## Exercise:
Write out all records as given; omit images.

## Data listing:

┄┄┄┄┄┄┄┄┄┄┄┄┄┄┄┄┄┄┄┄

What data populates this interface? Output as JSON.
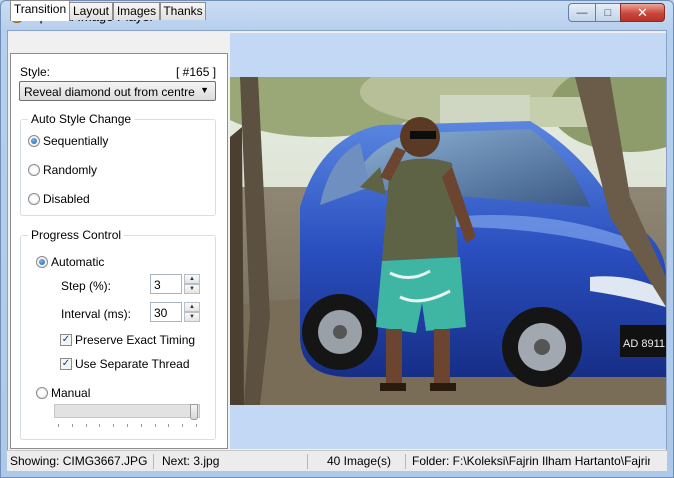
{
  "window": {
    "title": "Special Image Player",
    "close_glyph": "✕",
    "minimize_glyph": "—",
    "maximize_glyph": "□"
  },
  "tabs": [
    {
      "label": "Transition",
      "active": true
    },
    {
      "label": "Layout",
      "active": false
    },
    {
      "label": "Images",
      "active": false
    },
    {
      "label": "Thanks",
      "active": false
    }
  ],
  "transition": {
    "style_label": "Style:",
    "style_index": "[ #165 ]",
    "style_value": "Reveal diamond out from centre",
    "auto_style_change": {
      "title": "Auto Style Change",
      "options": [
        {
          "label": "Sequentially",
          "selected": true
        },
        {
          "label": "Randomly",
          "selected": false
        },
        {
          "label": "Disabled",
          "selected": false
        }
      ]
    },
    "progress_control": {
      "title": "Progress Control",
      "automatic_label": "Automatic",
      "automatic_selected": true,
      "step_label": "Step (%):",
      "step_value": "3",
      "interval_label": "Interval (ms):",
      "interval_value": "30",
      "preserve_timing_label": "Preserve Exact Timing",
      "preserve_timing_checked": true,
      "separate_thread_label": "Use Separate Thread",
      "separate_thread_checked": true,
      "manual_label": "Manual",
      "manual_selected": false,
      "manual_slider_fraction": 1.0
    }
  },
  "status": {
    "showing": "Showing: CIMG3667.JPG",
    "next": "Next: 3.jpg",
    "count": "40 Image(s)",
    "folder": "Folder: F:\\Koleksi\\Fajrin Ilham Hartanto\\Fajrin"
  },
  "photo": {
    "plate_text": "AD 8911"
  },
  "colors": {
    "accent": "#1f5fae",
    "window_frame": "#b7cfee",
    "image_background": "#c2d8f4",
    "close_button": "#c9473a"
  }
}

┄┄┄┄┄┄┄┄┄┄┄┄┄┄┄┄┄┄┄┄

## Output for this task:
What data populates this interface? Output as JSON.
{
  "window": {
    "title": "Special Image Player",
    "close_glyph": "✕",
    "minimize_glyph": "—",
    "maximize_glyph": "□"
  },
  "tabs": [
    {
      "label": "Transition",
      "active": true
    },
    {
      "label": "Layout",
      "active": false
    },
    {
      "label": "Images",
      "active": false
    },
    {
      "label": "Thanks",
      "active": false
    }
  ],
  "transition": {
    "style_label": "Style:",
    "style_index": "[ #165 ]",
    "style_value": "Reveal diamond out from centre",
    "auto_style_change": {
      "title": "Auto Style Change",
      "options": [
        {
          "label": "Sequentially",
          "selected": true
        },
        {
          "label": "Randomly",
          "selected": false
        },
        {
          "label": "Disabled",
          "selected": false
        }
      ]
    },
    "progress_control": {
      "title": "Progress Control",
      "automatic_label": "Automatic",
      "automatic_selected": true,
      "step_label": "Step (%):",
      "step_value": "3",
      "interval_label": "Interval (ms):",
      "interval_value": "30",
      "preserve_timing_label": "Preserve Exact Timing",
      "preserve_timing_checked": true,
      "separate_thread_label": "Use Separate Thread",
      "separate_thread_checked": true,
      "manual_label": "Manual",
      "manual_selected": false,
      "manual_slider_fraction": 1.0
    }
  },
  "status": {
    "showing": "Showing: CIMG3667.JPG",
    "next": "Next: 3.jpg",
    "count": "40 Image(s)",
    "folder": "Folder: F:\\Koleksi\\Fajrin Ilham Hartanto\\Fajrin"
  },
  "photo": {
    "plate_text": "AD 8911"
  },
  "colors": {
    "accent": "#1f5fae",
    "window_frame": "#b7cfee",
    "image_background": "#c2d8f4",
    "close_button": "#c9473a"
  }
}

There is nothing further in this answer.